Pick out every line in the entries below that contains the string "frame", and copy each of those lines in full.
** START OF Entries shown **
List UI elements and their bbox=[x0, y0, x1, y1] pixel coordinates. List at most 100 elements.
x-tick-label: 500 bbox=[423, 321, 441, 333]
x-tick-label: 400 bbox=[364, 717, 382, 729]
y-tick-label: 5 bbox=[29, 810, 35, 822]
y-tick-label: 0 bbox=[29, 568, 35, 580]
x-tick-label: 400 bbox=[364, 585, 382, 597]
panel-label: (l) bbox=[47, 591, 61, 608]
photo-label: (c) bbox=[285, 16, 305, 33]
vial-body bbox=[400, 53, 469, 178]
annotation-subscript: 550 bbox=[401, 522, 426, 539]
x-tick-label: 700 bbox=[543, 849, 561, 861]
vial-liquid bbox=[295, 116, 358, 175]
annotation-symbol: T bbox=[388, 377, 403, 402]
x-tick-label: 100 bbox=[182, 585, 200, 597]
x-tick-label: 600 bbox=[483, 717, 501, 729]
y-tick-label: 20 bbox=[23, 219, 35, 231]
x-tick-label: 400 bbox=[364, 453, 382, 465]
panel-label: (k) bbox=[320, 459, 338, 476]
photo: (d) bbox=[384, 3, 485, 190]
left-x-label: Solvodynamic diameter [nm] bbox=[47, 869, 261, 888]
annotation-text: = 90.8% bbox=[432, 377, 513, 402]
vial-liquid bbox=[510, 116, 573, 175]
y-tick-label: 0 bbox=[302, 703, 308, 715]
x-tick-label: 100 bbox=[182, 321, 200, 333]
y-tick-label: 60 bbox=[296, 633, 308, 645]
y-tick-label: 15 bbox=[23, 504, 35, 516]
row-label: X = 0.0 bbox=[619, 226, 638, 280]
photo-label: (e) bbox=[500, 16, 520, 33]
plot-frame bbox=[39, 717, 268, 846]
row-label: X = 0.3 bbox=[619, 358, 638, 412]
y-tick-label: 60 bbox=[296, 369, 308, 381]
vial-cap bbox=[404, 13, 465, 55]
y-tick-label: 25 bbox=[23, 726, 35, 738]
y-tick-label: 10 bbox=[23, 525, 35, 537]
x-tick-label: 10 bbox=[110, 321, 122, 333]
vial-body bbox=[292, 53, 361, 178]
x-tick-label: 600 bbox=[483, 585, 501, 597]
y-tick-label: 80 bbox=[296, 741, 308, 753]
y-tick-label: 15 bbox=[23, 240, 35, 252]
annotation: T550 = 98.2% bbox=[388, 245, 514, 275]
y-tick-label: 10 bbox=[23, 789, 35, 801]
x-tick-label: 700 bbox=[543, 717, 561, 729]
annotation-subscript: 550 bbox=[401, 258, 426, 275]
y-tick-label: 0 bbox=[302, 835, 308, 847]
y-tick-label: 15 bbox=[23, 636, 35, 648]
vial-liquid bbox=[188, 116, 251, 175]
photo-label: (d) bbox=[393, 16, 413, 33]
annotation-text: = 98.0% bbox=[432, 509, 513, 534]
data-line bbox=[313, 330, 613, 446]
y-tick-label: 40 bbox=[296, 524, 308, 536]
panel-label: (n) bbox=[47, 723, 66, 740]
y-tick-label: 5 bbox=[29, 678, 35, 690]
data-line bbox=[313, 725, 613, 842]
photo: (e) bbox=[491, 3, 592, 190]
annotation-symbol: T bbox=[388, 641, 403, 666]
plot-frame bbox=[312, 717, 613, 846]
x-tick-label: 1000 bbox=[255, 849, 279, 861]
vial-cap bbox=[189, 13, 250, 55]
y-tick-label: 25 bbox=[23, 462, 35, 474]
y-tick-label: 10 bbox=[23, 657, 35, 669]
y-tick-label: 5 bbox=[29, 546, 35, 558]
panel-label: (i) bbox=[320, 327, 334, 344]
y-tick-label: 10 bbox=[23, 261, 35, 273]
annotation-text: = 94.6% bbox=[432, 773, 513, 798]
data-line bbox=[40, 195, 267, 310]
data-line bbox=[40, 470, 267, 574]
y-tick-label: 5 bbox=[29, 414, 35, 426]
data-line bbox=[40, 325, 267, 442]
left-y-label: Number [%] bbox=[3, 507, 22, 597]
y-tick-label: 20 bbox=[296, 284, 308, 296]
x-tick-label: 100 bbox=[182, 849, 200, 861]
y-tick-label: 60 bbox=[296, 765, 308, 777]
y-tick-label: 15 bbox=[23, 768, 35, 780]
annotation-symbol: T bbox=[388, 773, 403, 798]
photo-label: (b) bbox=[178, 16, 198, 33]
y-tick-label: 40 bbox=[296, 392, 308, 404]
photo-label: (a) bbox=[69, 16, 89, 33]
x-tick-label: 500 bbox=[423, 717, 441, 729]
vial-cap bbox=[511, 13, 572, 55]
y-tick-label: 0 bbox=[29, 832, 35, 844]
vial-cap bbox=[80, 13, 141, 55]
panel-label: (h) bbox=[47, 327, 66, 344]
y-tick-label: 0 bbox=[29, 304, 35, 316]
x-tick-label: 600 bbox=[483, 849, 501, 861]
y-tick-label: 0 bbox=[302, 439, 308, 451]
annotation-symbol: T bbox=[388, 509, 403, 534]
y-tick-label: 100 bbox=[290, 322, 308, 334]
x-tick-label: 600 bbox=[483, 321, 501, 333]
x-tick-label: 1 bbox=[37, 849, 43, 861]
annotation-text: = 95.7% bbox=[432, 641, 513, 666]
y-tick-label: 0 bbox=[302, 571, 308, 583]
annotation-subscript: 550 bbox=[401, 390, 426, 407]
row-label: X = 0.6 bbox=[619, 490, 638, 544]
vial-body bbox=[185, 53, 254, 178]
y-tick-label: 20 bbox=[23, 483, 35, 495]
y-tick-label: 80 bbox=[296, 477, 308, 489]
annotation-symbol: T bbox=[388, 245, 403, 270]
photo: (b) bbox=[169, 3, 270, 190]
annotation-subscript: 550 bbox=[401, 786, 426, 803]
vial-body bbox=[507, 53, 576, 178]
** END OF Entries shown **
_Exercise response_.
plot-frame bbox=[39, 717, 268, 846]
plot-frame bbox=[312, 717, 613, 846]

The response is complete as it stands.